* Exercise *
Filter the entries, keeping every line with the word "温病条辨".

* Given records *

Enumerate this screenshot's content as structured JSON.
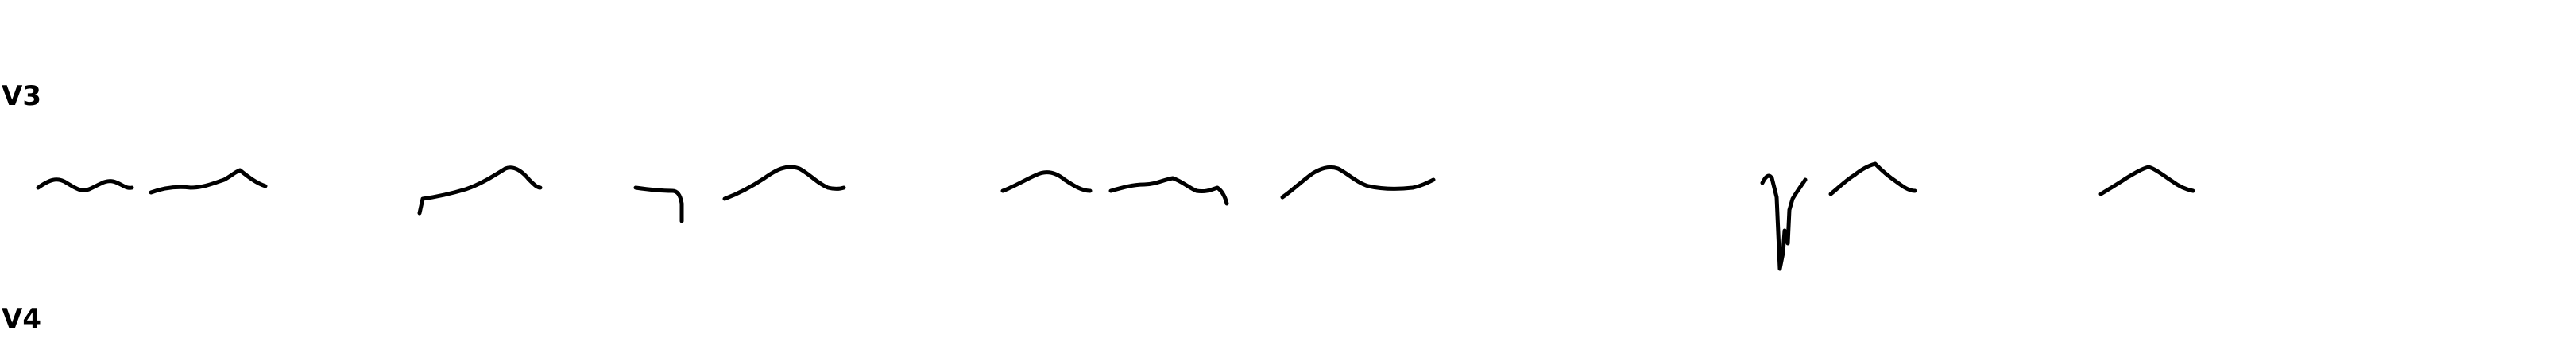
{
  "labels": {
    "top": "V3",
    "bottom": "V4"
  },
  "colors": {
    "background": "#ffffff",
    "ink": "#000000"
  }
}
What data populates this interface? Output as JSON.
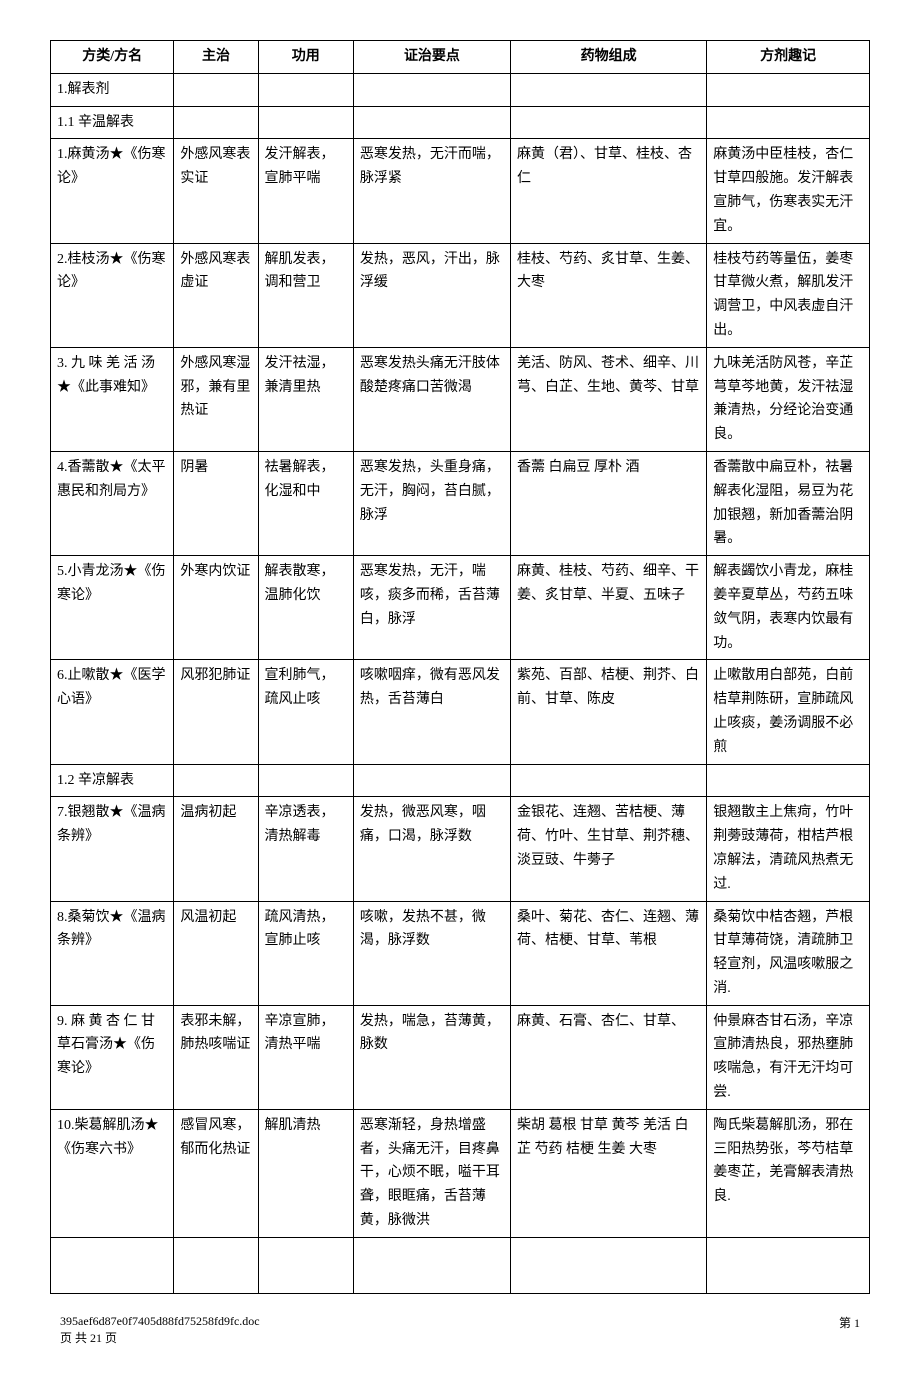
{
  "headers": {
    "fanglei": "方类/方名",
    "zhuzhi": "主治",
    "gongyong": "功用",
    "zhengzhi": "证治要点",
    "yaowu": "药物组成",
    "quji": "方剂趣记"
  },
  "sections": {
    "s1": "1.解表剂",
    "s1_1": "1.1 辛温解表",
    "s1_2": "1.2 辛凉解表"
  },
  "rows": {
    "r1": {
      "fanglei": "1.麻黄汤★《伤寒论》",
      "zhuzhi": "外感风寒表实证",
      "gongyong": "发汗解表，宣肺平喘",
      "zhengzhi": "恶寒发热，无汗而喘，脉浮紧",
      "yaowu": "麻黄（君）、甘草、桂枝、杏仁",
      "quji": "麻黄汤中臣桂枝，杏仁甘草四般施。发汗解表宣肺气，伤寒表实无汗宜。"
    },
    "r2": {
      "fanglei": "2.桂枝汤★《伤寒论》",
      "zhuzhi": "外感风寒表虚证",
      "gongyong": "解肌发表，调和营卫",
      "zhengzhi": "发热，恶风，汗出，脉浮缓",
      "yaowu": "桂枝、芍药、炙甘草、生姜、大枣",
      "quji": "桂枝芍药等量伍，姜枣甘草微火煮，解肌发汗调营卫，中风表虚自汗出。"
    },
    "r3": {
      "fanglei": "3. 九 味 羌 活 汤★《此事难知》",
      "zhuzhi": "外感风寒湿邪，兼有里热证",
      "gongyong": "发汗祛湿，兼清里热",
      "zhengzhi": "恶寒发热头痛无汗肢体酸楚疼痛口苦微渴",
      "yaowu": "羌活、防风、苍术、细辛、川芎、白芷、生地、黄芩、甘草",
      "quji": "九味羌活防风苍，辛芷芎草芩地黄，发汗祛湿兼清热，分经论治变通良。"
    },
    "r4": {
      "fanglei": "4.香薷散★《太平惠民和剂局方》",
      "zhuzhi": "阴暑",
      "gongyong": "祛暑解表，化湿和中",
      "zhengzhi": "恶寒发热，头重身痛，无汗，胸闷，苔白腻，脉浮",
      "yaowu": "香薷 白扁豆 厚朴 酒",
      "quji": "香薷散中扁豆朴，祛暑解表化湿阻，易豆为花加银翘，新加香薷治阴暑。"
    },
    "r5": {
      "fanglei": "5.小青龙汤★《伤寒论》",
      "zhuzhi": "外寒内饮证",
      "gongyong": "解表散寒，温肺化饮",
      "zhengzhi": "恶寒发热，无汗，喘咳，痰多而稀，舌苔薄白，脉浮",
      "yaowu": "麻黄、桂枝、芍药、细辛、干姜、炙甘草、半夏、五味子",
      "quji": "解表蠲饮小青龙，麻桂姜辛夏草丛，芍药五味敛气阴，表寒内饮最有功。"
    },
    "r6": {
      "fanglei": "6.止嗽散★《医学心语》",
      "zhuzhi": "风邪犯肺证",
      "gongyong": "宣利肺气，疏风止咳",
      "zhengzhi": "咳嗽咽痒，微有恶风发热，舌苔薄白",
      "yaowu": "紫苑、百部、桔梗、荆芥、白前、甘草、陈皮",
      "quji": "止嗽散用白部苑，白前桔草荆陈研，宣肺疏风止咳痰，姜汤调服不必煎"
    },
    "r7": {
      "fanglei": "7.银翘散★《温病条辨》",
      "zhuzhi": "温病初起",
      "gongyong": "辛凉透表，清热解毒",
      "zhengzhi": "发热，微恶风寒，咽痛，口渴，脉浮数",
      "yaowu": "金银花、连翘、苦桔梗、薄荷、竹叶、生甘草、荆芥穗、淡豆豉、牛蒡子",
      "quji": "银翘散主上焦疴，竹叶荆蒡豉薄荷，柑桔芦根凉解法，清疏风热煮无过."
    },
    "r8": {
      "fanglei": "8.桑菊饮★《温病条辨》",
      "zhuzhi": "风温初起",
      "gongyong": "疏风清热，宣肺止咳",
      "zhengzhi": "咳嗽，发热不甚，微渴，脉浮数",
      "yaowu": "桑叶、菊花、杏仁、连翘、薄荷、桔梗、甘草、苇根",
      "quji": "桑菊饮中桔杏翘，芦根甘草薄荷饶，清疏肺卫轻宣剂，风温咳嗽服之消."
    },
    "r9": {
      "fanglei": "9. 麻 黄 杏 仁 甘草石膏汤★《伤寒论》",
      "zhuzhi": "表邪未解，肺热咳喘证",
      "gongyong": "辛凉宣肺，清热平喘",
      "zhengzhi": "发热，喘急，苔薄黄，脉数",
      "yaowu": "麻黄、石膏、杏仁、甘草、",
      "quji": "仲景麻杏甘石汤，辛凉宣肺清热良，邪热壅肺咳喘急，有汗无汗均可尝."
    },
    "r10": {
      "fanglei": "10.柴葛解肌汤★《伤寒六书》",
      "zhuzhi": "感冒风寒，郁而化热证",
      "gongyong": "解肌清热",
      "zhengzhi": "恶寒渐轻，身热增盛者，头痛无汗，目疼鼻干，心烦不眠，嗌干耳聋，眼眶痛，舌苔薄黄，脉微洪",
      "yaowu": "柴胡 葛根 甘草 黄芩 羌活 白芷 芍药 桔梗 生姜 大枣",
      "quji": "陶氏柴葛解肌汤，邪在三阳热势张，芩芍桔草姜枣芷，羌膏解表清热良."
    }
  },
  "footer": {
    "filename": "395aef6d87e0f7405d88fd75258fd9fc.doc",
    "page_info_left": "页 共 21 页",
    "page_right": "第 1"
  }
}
...
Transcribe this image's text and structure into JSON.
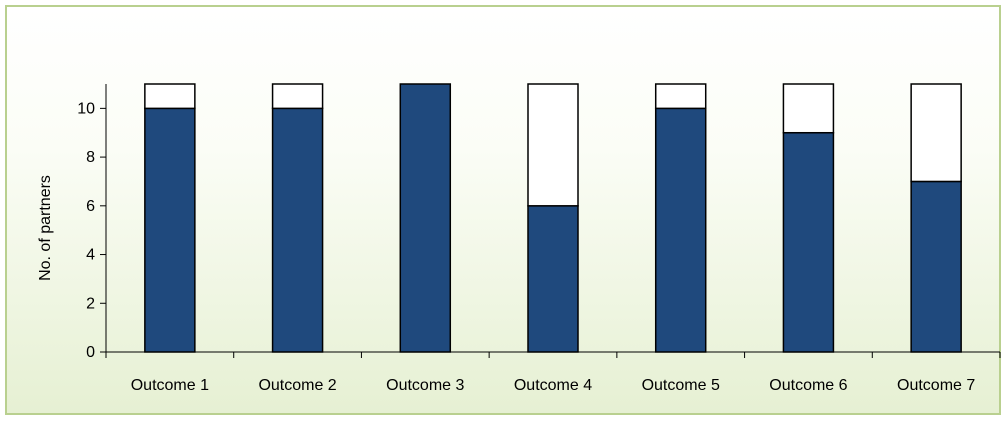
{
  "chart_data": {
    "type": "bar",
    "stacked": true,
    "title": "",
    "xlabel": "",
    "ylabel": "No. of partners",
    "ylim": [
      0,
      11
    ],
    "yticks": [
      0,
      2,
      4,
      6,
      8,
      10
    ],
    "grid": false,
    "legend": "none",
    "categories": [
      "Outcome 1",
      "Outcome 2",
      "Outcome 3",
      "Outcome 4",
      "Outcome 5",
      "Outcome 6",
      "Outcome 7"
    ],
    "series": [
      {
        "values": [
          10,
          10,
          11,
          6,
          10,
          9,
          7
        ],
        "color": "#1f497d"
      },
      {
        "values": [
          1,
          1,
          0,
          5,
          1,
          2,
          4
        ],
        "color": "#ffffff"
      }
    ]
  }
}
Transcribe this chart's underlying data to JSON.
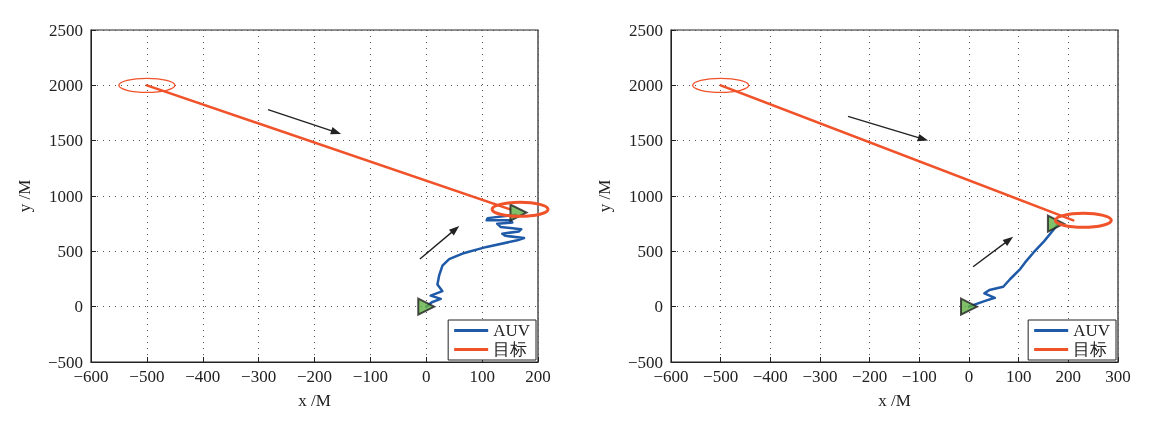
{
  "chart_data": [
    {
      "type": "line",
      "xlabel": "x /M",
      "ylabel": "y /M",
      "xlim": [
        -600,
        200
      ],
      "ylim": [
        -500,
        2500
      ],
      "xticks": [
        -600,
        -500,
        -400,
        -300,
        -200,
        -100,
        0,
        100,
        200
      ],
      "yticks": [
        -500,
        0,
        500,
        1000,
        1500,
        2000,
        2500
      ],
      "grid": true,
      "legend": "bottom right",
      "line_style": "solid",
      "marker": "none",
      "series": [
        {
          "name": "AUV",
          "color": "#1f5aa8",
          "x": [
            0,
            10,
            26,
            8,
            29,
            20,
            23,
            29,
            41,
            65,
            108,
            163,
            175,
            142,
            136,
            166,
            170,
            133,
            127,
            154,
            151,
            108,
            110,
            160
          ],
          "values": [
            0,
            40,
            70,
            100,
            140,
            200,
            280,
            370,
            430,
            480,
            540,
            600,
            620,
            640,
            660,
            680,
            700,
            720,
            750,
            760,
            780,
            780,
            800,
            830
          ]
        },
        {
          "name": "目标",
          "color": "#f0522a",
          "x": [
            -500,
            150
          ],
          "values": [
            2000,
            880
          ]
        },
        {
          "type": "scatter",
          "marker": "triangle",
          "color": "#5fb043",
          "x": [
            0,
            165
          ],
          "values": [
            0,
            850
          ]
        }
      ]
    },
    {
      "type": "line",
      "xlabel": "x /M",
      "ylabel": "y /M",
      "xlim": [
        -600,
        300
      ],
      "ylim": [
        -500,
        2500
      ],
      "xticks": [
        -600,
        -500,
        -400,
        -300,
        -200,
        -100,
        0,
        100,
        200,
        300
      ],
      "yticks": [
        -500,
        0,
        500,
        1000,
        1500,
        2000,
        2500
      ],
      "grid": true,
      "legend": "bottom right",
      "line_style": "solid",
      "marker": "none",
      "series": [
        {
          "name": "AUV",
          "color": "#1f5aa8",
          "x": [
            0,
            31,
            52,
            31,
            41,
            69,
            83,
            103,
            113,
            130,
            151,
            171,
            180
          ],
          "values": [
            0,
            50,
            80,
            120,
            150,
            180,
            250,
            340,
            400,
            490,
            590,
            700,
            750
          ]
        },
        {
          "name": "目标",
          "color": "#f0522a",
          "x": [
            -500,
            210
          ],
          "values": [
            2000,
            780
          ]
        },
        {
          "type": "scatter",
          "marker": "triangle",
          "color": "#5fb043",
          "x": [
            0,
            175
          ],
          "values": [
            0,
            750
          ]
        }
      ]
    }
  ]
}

* Output of the exercise *
      "fanglei": "7.银翘散★《温病条辨》",
      "fanglei": "8.桑菊饮★《温病条辨》",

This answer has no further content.